(Entries from a visual dataset)
★ ★ ★ ★ ★
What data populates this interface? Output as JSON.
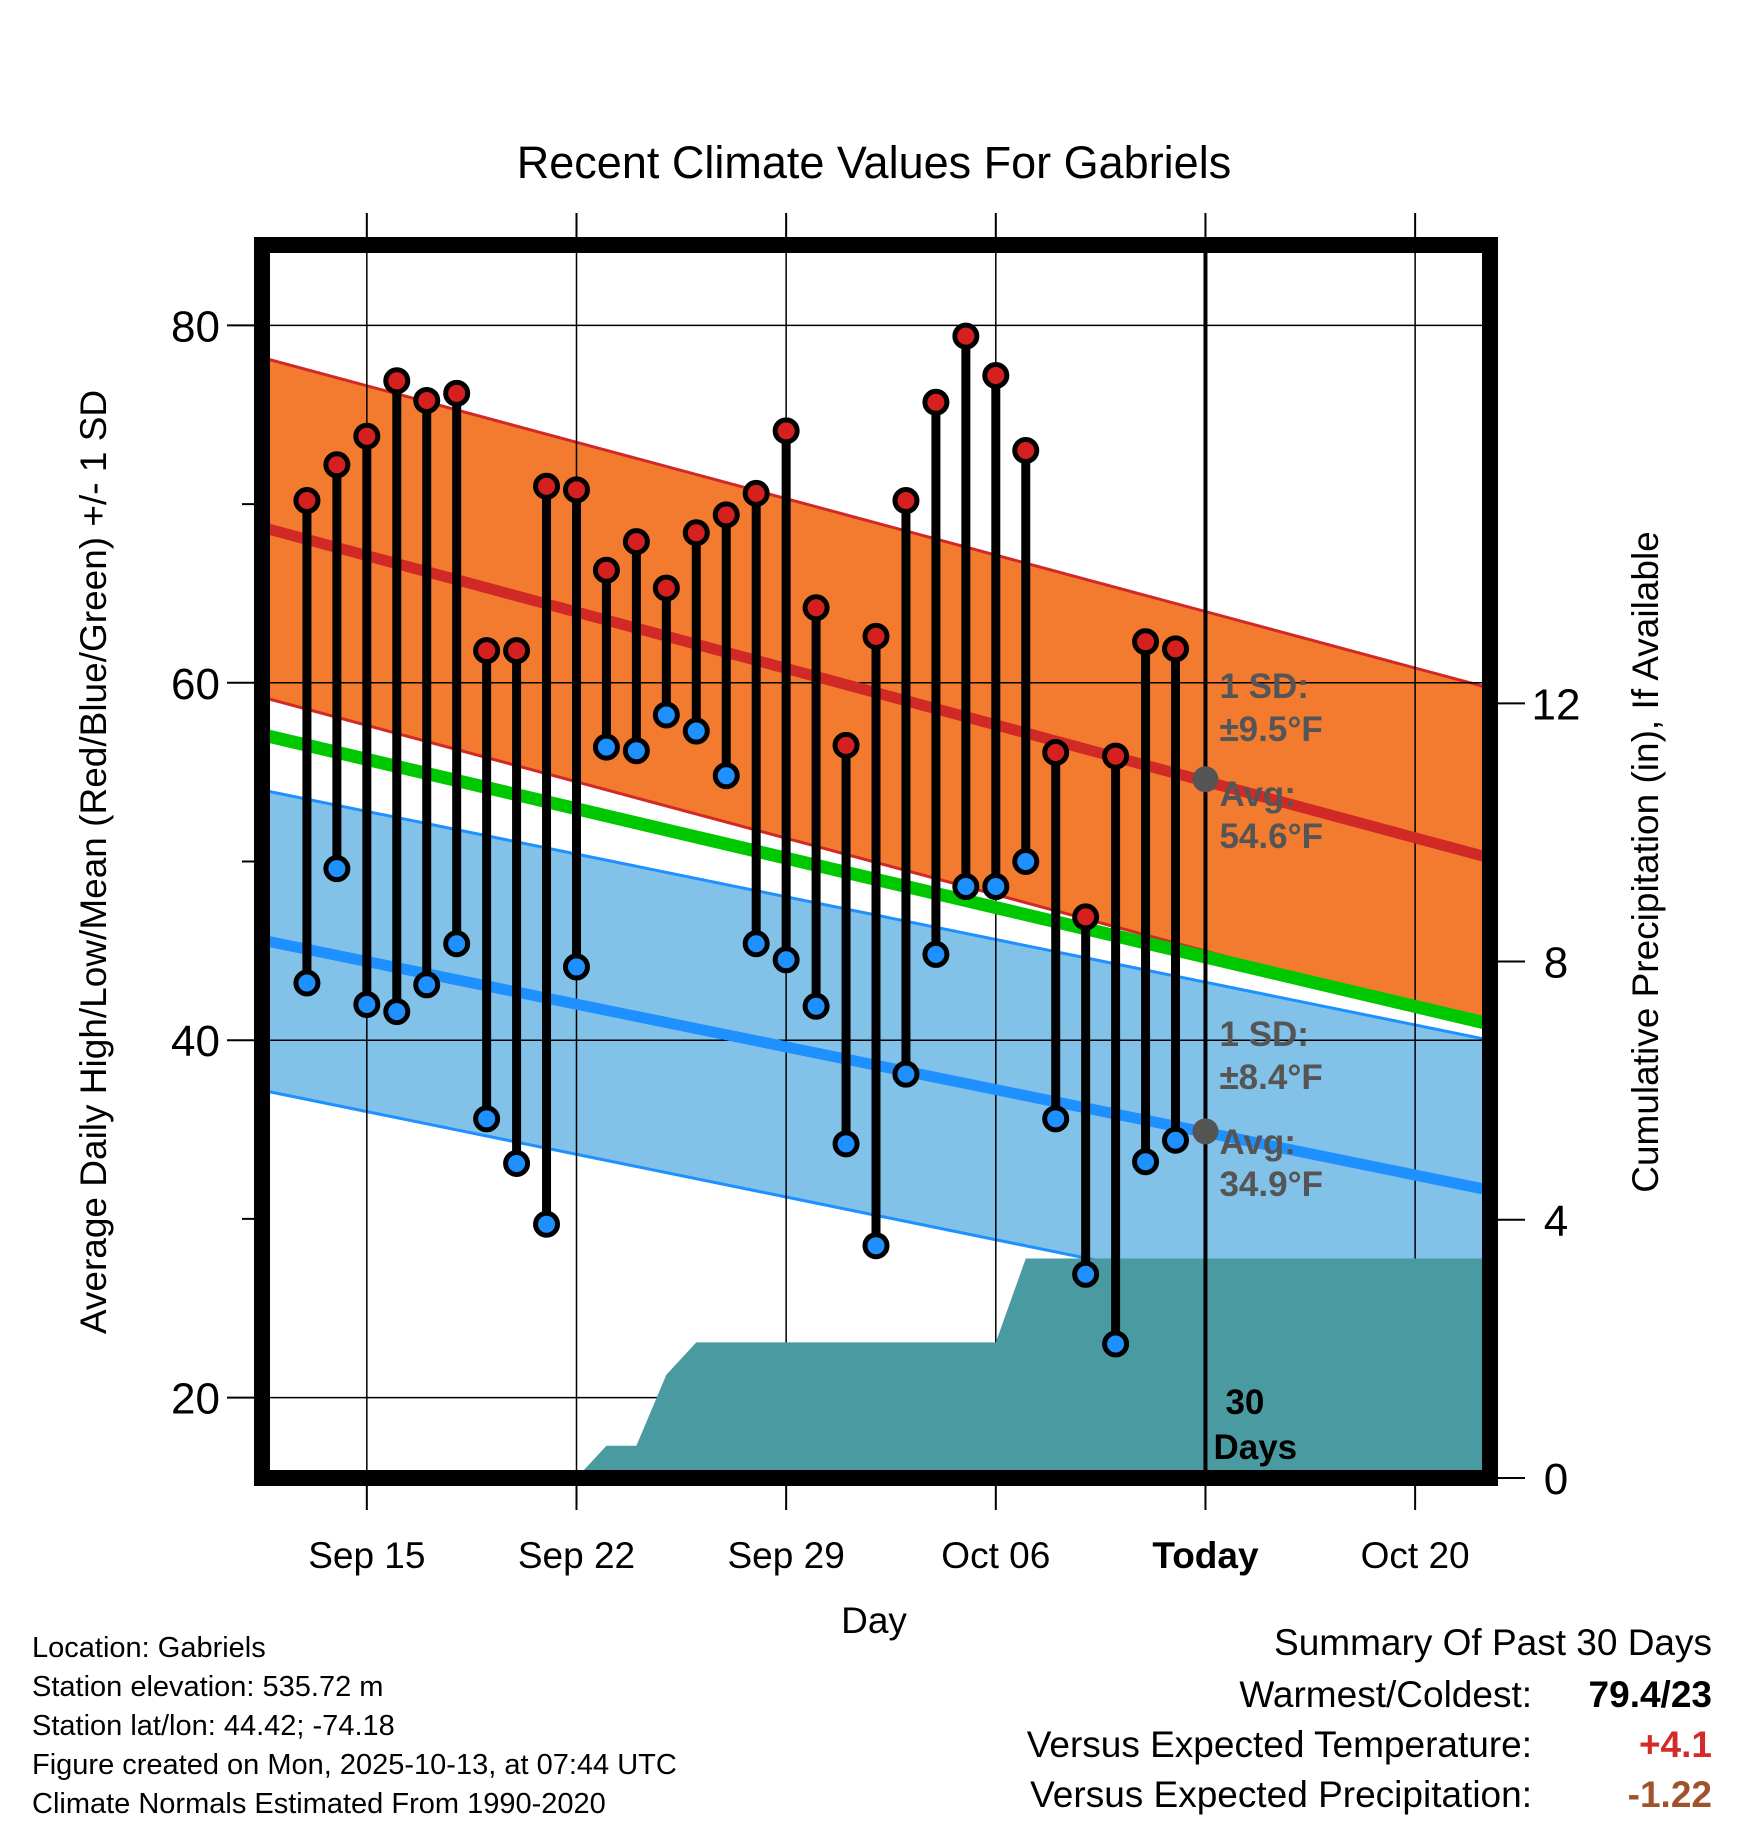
{
  "chart_data": {
    "type": "line",
    "title": "Recent Climate Values For Gabriels",
    "xlabel": "Day",
    "ylabel": "Average Daily High/Low/Mean (Red/Blue/Green) +/- 1 SD",
    "y2label": "Cumulative Precipitation (in), If Available",
    "ylim": [
      15.5,
      84.5
    ],
    "y2lim": [
      0,
      19.1
    ],
    "xlim": [
      10.5,
      51.5
    ],
    "x_ticks": [
      {
        "day": 14,
        "label": "Sep 15",
        "bold": false
      },
      {
        "day": 21,
        "label": "Sep 22",
        "bold": false
      },
      {
        "day": 28,
        "label": "Sep 29",
        "bold": false
      },
      {
        "day": 35,
        "label": "Oct 06",
        "bold": false
      },
      {
        "day": 42,
        "label": "Today",
        "bold": true
      },
      {
        "day": 49,
        "label": "Oct 20",
        "bold": false
      }
    ],
    "y_ticks": [
      20,
      40,
      60,
      80
    ],
    "y_minor_ticks": [
      30,
      50,
      70
    ],
    "y2_ticks": [
      0,
      4,
      8,
      12
    ],
    "days": [
      12,
      13,
      14,
      15,
      16,
      17,
      18,
      19,
      20,
      21,
      22,
      23,
      24,
      25,
      26,
      27,
      28,
      29,
      30,
      31,
      32,
      33,
      34,
      35,
      36,
      37,
      38,
      39,
      40,
      41
    ],
    "highs": [
      70.2,
      72.2,
      73.8,
      76.9,
      75.8,
      76.2,
      61.8,
      61.8,
      71.0,
      70.8,
      66.3,
      67.9,
      65.3,
      68.4,
      69.4,
      70.6,
      74.1,
      64.2,
      56.5,
      62.6,
      70.2,
      75.7,
      79.4,
      77.2,
      73.0,
      56.1,
      46.9,
      55.9,
      62.3,
      61.9
    ],
    "lows": [
      43.2,
      49.6,
      42.0,
      41.6,
      43.1,
      45.4,
      35.6,
      33.1,
      29.7,
      44.1,
      56.4,
      56.2,
      58.2,
      57.3,
      54.8,
      45.4,
      44.5,
      41.9,
      34.2,
      28.5,
      38.1,
      44.8,
      48.6,
      48.6,
      50.0,
      35.6,
      26.9,
      23.0,
      33.2,
      34.4
    ],
    "normal_high": {
      "start": 68.7,
      "end": 50.2,
      "sd": 9.5
    },
    "normal_low": {
      "start": 45.6,
      "end": 31.6,
      "sd": 8.4
    },
    "normal_mean": {
      "start": 57.1,
      "end": 40.9
    },
    "precip_cumulative": [
      [
        21,
        0
      ],
      [
        22,
        0.5
      ],
      [
        23,
        0.5
      ],
      [
        24,
        1.6
      ],
      [
        25,
        2.1
      ],
      [
        35,
        2.1
      ],
      [
        36,
        3.4
      ],
      [
        51.5,
        3.4
      ]
    ],
    "today_day": 42,
    "window_start_day": 12,
    "today_high_avg": 54.6,
    "today_low_avg": 34.9,
    "annotations": {
      "high_sd": "1 SD:",
      "high_sd_val": "±9.5°F",
      "high_avg": "Avg:",
      "high_avg_val": "54.6°F",
      "low_sd": "1 SD:",
      "low_sd_val": "±8.4°F",
      "low_avg": "Avg:",
      "low_avg_val": "34.9°F",
      "days_num": "30",
      "days_label": "Days"
    },
    "colors": {
      "high_band": "#f37b2f",
      "high_line": "#d12a26",
      "low_band": "#82c2e8",
      "low_line": "#1e90ff",
      "mean_line": "#00c800",
      "precip": "#4a9aa2",
      "high_marker": "#d62020",
      "low_marker": "#1e90ff",
      "annotation_text": "#555555"
    }
  },
  "info": {
    "location": "Location: Gabriels",
    "elevation": "Station elevation: 535.72 m",
    "latlon": "Station lat/lon: 44.42; -74.18",
    "created": "Figure created on Mon, 2025-10-13, at 07:44 UTC",
    "normals": "Climate Normals Estimated From 1990-2020"
  },
  "summary": {
    "title": "Summary Of Past 30 Days",
    "warmest_label": "Warmest/Coldest:",
    "warmest_value": "79.4/23",
    "temp_label": "Versus Expected Temperature:",
    "temp_value": "+4.1",
    "temp_color": "#d42a2a",
    "precip_label": "Versus Expected Precipitation:",
    "precip_value": "-1.22",
    "precip_color": "#a0522d"
  }
}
★ ★ ★ ★ ★
- WHAT YOU HAVE TO DO -
Scan the listing above and copy all lines containing the word "Expected".

- ANSWER TO THIS TASK -
    "temp_label": "Versus Expected Temperature:",
    "precip_label": "Versus Expected Precipitation:",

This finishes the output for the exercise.